* **TASK INPUT**:
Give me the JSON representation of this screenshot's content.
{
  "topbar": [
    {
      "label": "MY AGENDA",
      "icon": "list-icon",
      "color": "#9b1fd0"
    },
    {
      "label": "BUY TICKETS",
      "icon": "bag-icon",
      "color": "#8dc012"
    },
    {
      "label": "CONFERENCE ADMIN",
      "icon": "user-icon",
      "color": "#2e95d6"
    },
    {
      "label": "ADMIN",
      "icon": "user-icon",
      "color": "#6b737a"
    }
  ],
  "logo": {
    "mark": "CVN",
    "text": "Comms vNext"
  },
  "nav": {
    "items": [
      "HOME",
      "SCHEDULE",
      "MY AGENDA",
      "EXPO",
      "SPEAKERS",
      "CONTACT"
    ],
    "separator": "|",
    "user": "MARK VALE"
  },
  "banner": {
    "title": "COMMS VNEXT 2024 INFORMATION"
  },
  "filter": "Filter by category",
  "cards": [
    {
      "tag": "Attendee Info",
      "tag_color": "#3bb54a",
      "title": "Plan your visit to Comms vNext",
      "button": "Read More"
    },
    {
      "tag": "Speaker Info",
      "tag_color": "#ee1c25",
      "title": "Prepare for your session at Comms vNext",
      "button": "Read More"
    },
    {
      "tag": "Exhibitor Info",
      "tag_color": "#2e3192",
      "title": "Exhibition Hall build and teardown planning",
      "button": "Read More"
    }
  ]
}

* **PROBLEM REQUIREMENTS**: Of the lines in the records, how many contain the word "your"? Answer with the number and nothing else.

* **ANSWER TO THE EXERCISE**: 2